(Given instruction)
Reproduce all the lines below exactly and omit the images.

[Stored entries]
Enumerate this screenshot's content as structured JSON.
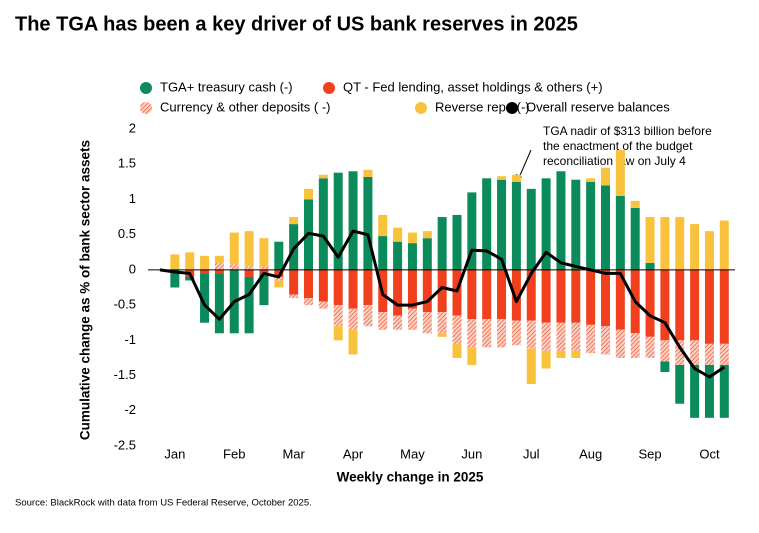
{
  "chart_data": {
    "type": "stacked-bar-line",
    "title": "The TGA has been a key driver of US bank reserves in 2025",
    "x_label": "Weekly change in 2025",
    "y_label": "Cumulative change as % of bank sector assets",
    "source": "Source: BlackRock with data from US Federal Reserve, October 2025.",
    "annotation": [
      "TGA nadir of $313 billion before",
      "the enactment of the budget",
      "reconciliation law on July 4"
    ],
    "categories": [
      null,
      "Jan",
      null,
      null,
      null,
      "Feb",
      null,
      null,
      null,
      "Mar",
      null,
      null,
      null,
      "Apr",
      null,
      null,
      null,
      "May",
      null,
      null,
      null,
      "Jun",
      null,
      null,
      null,
      "Jul",
      null,
      null,
      null,
      "Aug",
      null,
      null,
      null,
      "Sep",
      null,
      null,
      null,
      "Oct",
      null
    ],
    "ylim": [
      -2.5,
      2
    ],
    "yticks": [
      2,
      1.5,
      1,
      0.5,
      0,
      -0.5,
      -1,
      -1.5,
      -2,
      -2.5
    ],
    "series": [
      {
        "name": "TGA+ treasury cash (-)",
        "color": "#0b8a5c",
        "kind": "bar",
        "values": [
          null,
          -0.25,
          -0.05,
          -0.7,
          -0.85,
          -0.9,
          -0.8,
          -0.45,
          0.4,
          0.65,
          1.0,
          1.3,
          1.38,
          1.4,
          1.32,
          0.48,
          0.4,
          0.38,
          0.45,
          0.75,
          0.78,
          1.1,
          1.3,
          1.28,
          1.25,
          1.15,
          1.3,
          1.4,
          1.28,
          1.25,
          1.2,
          1.05,
          0.88,
          0.1,
          -0.15,
          -0.55,
          -0.75,
          -0.75,
          -0.75
        ]
      },
      {
        "name": "QT - Fed lending, asset holdings & others (+)",
        "color": "#f0401e",
        "kind": "bar",
        "values": [
          null,
          0,
          -0.1,
          -0.05,
          -0.05,
          0,
          -0.1,
          -0.05,
          -0.1,
          -0.35,
          -0.4,
          -0.45,
          -0.5,
          -0.55,
          -0.5,
          -0.6,
          -0.65,
          -0.55,
          -0.6,
          -0.6,
          -0.65,
          -0.7,
          -0.7,
          -0.7,
          -0.72,
          -0.72,
          -0.75,
          -0.75,
          -0.75,
          -0.78,
          -0.8,
          -0.85,
          -0.9,
          -0.95,
          -1.0,
          -1.0,
          -1.0,
          -1.05,
          -1.05
        ]
      },
      {
        "name": "Currency & other deposits (  -)",
        "color": "#f3876c",
        "kind": "hatched-bar",
        "values": [
          null,
          0,
          0,
          0,
          0.1,
          0.08,
          0.05,
          0.05,
          -0.05,
          -0.05,
          -0.1,
          -0.1,
          -0.3,
          -0.3,
          -0.3,
          -0.25,
          -0.2,
          -0.3,
          -0.3,
          -0.3,
          -0.4,
          -0.4,
          -0.4,
          -0.4,
          -0.35,
          -0.4,
          -0.4,
          -0.4,
          -0.4,
          -0.4,
          -0.4,
          -0.4,
          -0.35,
          -0.3,
          -0.3,
          -0.35,
          -0.35,
          -0.3,
          -0.3
        ]
      },
      {
        "name": "Reverse repo (-)",
        "color": "#f9c23c",
        "kind": "bar",
        "values": [
          null,
          0.22,
          0.25,
          0.2,
          0.1,
          0.45,
          0.5,
          0.4,
          -0.1,
          0.1,
          0.15,
          0.05,
          -0.2,
          -0.35,
          0.1,
          0.3,
          0.2,
          0.15,
          0.1,
          -0.05,
          -0.2,
          -0.25,
          0,
          0.05,
          0.1,
          -0.5,
          -0.25,
          -0.1,
          -0.1,
          0.05,
          0.25,
          0.65,
          0.1,
          0.65,
          0.75,
          0.75,
          0.65,
          0.55,
          0.7
        ]
      },
      {
        "name": "Overall reserve balances",
        "color": "#000000",
        "kind": "line",
        "values": [
          0,
          -0.03,
          -0.05,
          -0.5,
          -0.7,
          -0.45,
          -0.35,
          -0.05,
          -0.1,
          0.3,
          0.52,
          0.48,
          0.18,
          0.55,
          0.5,
          -0.35,
          -0.5,
          -0.5,
          -0.45,
          -0.25,
          -0.3,
          0.28,
          0.27,
          0.15,
          -0.45,
          -0.05,
          0.25,
          0.1,
          0.05,
          0,
          -0.05,
          -0.05,
          -0.45,
          -0.65,
          -0.75,
          -1.1,
          -1.4,
          -1.52,
          -1.38
        ]
      }
    ]
  }
}
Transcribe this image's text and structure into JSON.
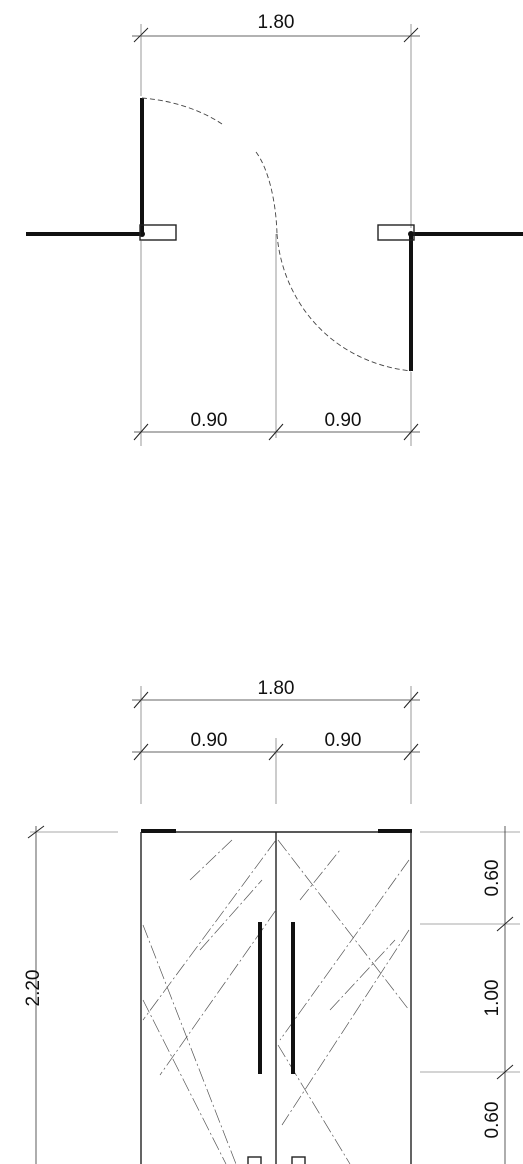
{
  "plan_view": {
    "total_width": "1.80",
    "left_leaf_width": "0.90",
    "right_leaf_width": "0.90"
  },
  "elevation_view": {
    "total_width": "1.80",
    "left_leaf_width": "0.90",
    "right_leaf_width": "0.90",
    "total_height": "2.20",
    "top_segment": "0.60",
    "middle_segment": "1.00",
    "bottom_segment": "0.60"
  }
}
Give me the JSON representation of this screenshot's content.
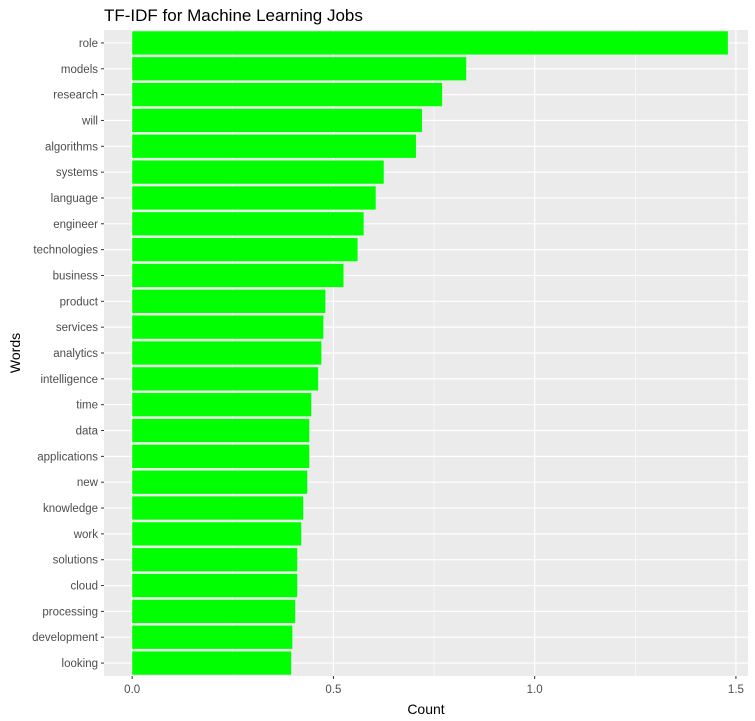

(Solution for this exercise)
Enumerate this screenshot's content as structured JSON.
{
  "chart_data": {
    "type": "stacked-bar-line",
    "title": "The TGA has been a key driver of US bank reserves in 2025",
    "x_label": "Weekly change in 2025",
    "y_label": "Cumulative change as % of bank sector assets",
    "source": "Source: BlackRock with data from US Federal Reserve, October 2025.",
    "annotation": [
      "TGA nadir of $313 billion before",
      "the enactment of the budget",
      "reconciliation law on July 4"
    ],
    "categories": [
      null,
      "Jan",
      null,
      null,
      null,
      "Feb",
      null,
      null,
      null,
      "Mar",
      null,
      null,
      null,
      "Apr",
      null,
      null,
      null,
      "May",
      null,
      null,
      null,
      "Jun",
      null,
      null,
      null,
      "Jul",
      null,
      null,
      null,
      "Aug",
      null,
      null,
      null,
      "Sep",
      null,
      null,
      null,
      "Oct",
      null
    ],
    "ylim": [
      -2.5,
      2
    ],
    "yticks": [
      2,
      1.5,
      1,
      0.5,
      0,
      -0.5,
      -1,
      -1.5,
      -2,
      -2.5
    ],
    "series": [
      {
        "name": "TGA+ treasury cash (-)",
        "color": "#0b8a5c",
        "kind": "bar",
        "values": [
          null,
          -0.25,
          -0.05,
          -0.7,
          -0.85,
          -0.9,
          -0.8,
          -0.45,
          0.4,
          0.65,
          1.0,
          1.3,
          1.38,
          1.4,
          1.32,
          0.48,
          0.4,
          0.38,
          0.45,
          0.75,
          0.78,
          1.1,
          1.3,
          1.28,
          1.25,
          1.15,
          1.3,
          1.4,
          1.28,
          1.25,
          1.2,
          1.05,
          0.88,
          0.1,
          -0.15,
          -0.55,
          -0.75,
          -0.75,
          -0.75
        ]
      },
      {
        "name": "QT - Fed lending, asset holdings & others (+)",
        "color": "#f0401e",
        "kind": "bar",
        "values": [
          null,
          0,
          -0.1,
          -0.05,
          -0.05,
          0,
          -0.1,
          -0.05,
          -0.1,
          -0.35,
          -0.4,
          -0.45,
          -0.5,
          -0.55,
          -0.5,
          -0.6,
          -0.65,
          -0.55,
          -0.6,
          -0.6,
          -0.65,
          -0.7,
          -0.7,
          -0.7,
          -0.72,
          -0.72,
          -0.75,
          -0.75,
          -0.75,
          -0.78,
          -0.8,
          -0.85,
          -0.9,
          -0.95,
          -1.0,
          -1.0,
          -1.0,
          -1.05,
          -1.05
        ]
      },
      {
        "name": "Currency & other deposits (  -)",
        "color": "#f3876c",
        "kind": "hatched-bar",
        "values": [
          null,
          0,
          0,
          0,
          0.1,
          0.08,
          0.05,
          0.05,
          -0.05,
          -0.05,
          -0.1,
          -0.1,
          -0.3,
          -0.3,
          -0.3,
          -0.25,
          -0.2,
          -0.3,
          -0.3,
          -0.3,
          -0.4,
          -0.4,
          -0.4,
          -0.4,
          -0.35,
          -0.4,
          -0.4,
          -0.4,
          -0.4,
          -0.4,
          -0.4,
          -0.4,
          -0.35,
          -0.3,
          -0.3,
          -0.35,
          -0.35,
          -0.3,
          -0.3
        ]
      },
      {
        "name": "Reverse repo (-)",
        "color": "#f9c23c",
        "kind": "bar",
        "values": [
          null,
          0.22,
          0.25,
          0.2,
          0.1,
          0.45,
          0.5,
          0.4,
          -0.1,
          0.1,
          0.15,
          0.05,
          -0.2,
          -0.35,
          0.1,
          0.3,
          0.2,
          0.15,
          0.1,
          -0.05,
          -0.2,
          -0.25,
          0,
          0.05,
          0.1,
          -0.5,
          -0.25,
          -0.1,
          -0.1,
          0.05,
          0.25,
          0.65,
          0.1,
          0.65,
          0.75,
          0.75,
          0.65,
          0.55,
          0.7
        ]
      },
      {
        "name": "Overall reserve balances",
        "color": "#000000",
        "kind": "line",
        "values": [
          0,
          -0.03,
          -0.05,
          -0.5,
          -0.7,
          -0.45,
          -0.35,
          -0.05,
          -0.1,
          0.3,
          0.52,
          0.48,
          0.18,
          0.55,
          0.5,
          -0.35,
          -0.5,
          -0.5,
          -0.45,
          -0.25,
          -0.3,
          0.28,
          0.27,
          0.15,
          -0.45,
          -0.05,
          0.25,
          0.1,
          0.05,
          0,
          -0.05,
          -0.05,
          -0.45,
          -0.65,
          -0.75,
          -1.1,
          -1.4,
          -1.52,
          -1.38
        ]
      }
    ]
  }
}
Transcribe this image's text and structure into JSON.
{
  "plan_view": {
    "total_width": "1.80",
    "left_leaf_width": "0.90",
    "right_leaf_width": "0.90"
  },
  "elevation_view": {
    "total_width": "1.80",
    "left_leaf_width": "0.90",
    "right_leaf_width": "0.90",
    "total_height": "2.20",
    "top_segment": "0.60",
    "middle_segment": "1.00",
    "bottom_segment": "0.60"
  }
}
Give me the JSON representation of this screenshot's content.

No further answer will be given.